Please report every line from the material that contains the word "text".

* START *

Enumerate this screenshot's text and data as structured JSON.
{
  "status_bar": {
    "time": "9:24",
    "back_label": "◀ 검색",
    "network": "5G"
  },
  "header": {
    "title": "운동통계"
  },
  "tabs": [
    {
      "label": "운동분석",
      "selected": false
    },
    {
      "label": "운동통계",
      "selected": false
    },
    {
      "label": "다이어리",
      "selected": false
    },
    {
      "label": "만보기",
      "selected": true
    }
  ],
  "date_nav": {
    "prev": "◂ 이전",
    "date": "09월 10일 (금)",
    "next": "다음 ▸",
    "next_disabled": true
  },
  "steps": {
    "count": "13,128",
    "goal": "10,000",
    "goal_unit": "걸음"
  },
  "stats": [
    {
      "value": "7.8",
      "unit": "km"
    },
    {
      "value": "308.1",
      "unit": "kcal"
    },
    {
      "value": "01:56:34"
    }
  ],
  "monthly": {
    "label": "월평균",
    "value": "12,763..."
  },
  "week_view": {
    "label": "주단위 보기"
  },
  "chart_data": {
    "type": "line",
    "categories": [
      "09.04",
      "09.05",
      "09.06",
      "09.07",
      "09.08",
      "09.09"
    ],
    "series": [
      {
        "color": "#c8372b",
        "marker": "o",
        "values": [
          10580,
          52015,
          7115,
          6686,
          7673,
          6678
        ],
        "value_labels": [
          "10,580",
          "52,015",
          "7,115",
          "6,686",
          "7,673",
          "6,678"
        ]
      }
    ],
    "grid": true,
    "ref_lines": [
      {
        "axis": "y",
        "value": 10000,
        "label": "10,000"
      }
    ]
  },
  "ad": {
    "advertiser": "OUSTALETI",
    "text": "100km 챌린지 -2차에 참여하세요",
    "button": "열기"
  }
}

* END *

▸ ANSWER FOR THIS EXERCISE:
Enumerate this screenshot's text and data as structured JSON.
    "text": "100km 챌린지 -2차에 참여하세요",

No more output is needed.